* **Supplied data**
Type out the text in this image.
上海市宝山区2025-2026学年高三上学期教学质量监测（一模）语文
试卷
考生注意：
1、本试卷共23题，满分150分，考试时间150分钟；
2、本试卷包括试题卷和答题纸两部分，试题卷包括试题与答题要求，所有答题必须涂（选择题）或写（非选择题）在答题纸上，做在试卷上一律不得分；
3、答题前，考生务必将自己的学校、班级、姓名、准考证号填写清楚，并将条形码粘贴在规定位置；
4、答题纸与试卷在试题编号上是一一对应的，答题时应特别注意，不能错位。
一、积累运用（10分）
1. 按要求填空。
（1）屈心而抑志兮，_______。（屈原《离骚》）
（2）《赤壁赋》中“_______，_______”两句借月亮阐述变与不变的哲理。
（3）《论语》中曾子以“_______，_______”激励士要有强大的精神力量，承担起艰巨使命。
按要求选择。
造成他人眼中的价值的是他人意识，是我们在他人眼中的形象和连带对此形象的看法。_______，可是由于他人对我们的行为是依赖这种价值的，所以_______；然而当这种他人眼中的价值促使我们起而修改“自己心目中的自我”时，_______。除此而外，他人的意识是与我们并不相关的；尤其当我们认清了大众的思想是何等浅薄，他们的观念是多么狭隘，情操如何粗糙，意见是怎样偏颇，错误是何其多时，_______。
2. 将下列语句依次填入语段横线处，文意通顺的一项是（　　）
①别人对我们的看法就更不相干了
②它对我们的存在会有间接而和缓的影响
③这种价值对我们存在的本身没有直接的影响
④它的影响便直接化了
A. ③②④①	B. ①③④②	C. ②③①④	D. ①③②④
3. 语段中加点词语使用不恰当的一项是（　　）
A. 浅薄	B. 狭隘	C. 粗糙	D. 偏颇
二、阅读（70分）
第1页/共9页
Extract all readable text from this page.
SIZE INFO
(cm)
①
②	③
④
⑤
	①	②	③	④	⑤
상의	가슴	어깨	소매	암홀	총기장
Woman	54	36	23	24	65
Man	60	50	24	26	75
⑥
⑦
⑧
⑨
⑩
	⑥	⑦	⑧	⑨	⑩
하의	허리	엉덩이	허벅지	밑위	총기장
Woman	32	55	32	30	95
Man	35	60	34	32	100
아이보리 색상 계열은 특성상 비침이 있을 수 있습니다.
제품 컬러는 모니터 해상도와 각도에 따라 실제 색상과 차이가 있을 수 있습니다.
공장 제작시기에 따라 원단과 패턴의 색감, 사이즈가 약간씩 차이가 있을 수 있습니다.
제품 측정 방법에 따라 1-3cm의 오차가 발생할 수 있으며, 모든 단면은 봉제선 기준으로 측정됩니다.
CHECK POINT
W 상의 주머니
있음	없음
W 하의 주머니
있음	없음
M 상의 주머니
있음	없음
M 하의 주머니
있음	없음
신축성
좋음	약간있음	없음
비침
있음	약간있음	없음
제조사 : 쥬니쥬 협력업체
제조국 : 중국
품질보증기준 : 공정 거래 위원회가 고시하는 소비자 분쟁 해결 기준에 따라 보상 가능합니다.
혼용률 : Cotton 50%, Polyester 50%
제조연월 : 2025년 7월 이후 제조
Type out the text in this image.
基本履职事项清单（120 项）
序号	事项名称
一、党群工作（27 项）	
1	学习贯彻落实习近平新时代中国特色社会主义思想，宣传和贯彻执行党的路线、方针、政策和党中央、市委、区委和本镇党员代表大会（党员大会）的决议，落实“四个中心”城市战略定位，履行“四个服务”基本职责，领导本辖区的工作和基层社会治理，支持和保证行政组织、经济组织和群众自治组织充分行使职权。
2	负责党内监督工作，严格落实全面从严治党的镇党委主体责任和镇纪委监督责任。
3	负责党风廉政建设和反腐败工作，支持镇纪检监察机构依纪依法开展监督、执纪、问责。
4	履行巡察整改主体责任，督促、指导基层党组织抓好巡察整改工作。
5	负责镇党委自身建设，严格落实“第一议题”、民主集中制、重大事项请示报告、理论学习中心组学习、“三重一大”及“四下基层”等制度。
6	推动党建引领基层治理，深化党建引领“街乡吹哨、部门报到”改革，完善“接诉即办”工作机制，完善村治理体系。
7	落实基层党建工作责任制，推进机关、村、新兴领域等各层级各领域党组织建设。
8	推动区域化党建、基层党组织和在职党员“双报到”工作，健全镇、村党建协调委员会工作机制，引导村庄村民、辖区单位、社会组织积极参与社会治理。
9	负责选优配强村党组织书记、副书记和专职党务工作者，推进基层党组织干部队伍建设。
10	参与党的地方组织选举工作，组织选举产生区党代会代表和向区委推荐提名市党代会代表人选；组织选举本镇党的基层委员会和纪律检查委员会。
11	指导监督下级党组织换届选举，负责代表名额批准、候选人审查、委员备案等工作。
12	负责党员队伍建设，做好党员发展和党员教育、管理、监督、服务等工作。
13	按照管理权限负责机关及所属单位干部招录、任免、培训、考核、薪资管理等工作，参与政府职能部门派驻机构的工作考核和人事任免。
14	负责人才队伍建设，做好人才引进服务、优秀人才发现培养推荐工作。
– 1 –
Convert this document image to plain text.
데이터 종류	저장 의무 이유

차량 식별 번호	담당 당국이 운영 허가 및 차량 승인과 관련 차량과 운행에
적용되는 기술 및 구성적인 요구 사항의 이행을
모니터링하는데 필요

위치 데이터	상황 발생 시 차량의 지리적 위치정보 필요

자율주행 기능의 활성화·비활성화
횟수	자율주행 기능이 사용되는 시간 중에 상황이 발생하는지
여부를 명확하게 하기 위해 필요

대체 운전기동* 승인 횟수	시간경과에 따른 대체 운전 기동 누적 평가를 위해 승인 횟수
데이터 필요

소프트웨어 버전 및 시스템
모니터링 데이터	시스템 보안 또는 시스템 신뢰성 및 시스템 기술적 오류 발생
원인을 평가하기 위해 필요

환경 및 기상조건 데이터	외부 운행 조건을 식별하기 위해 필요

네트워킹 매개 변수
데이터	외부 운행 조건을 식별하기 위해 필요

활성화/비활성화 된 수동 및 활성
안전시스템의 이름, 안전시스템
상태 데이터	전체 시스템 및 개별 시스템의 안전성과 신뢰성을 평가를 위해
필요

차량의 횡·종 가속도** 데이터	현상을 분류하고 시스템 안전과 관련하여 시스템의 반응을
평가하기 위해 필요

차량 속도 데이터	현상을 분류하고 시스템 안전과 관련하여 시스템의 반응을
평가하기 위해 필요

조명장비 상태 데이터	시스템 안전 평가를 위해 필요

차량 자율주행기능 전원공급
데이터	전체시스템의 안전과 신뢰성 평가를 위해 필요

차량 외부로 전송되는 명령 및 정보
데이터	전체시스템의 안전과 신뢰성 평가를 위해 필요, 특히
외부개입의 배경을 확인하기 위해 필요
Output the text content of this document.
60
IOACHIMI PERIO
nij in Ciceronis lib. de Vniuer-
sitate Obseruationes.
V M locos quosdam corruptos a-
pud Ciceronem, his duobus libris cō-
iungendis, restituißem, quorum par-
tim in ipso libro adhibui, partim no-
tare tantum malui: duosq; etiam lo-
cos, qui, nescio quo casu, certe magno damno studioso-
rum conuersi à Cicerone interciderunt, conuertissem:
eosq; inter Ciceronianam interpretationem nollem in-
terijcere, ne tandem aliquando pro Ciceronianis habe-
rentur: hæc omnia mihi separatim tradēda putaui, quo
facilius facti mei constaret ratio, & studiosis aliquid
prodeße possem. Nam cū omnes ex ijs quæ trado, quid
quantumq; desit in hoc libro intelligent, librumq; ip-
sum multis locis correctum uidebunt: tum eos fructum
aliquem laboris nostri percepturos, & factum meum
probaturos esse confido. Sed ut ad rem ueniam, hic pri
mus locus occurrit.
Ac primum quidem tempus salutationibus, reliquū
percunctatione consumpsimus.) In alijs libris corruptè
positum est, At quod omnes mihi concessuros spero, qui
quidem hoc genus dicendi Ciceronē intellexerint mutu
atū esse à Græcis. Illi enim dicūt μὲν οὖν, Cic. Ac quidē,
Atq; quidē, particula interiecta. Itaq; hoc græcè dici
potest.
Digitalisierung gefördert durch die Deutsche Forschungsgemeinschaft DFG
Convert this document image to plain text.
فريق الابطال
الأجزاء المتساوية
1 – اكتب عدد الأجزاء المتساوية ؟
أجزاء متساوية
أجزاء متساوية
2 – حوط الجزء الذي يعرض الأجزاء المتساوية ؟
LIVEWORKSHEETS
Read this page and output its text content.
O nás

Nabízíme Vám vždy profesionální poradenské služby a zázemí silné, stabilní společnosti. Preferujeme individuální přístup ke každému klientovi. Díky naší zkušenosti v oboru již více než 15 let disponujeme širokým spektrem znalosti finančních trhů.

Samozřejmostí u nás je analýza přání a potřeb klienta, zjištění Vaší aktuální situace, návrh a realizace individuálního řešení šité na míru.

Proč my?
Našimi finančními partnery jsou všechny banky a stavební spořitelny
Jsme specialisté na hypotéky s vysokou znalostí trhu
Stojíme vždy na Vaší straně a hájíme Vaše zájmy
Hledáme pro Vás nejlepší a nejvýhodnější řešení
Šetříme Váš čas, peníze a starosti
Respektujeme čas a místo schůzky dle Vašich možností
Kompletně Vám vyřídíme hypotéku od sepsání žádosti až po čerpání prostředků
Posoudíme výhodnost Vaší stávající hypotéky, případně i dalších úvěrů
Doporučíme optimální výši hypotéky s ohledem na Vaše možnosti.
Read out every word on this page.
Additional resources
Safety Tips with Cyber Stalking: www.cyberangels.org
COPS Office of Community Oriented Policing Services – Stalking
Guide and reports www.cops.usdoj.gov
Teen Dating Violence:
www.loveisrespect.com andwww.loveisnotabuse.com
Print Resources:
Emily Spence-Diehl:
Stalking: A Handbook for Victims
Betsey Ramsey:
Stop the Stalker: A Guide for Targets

* **What the exercise asks**
Pull out all lines from the entries above in which the word "전체시스템의" appears.

* **Result of this exercise**
데이터	전체시스템의 안전과 신뢰성 평가를 위해 필요
데이터	전체시스템의 안전과 신뢰성 평가를 위해 필요, 특히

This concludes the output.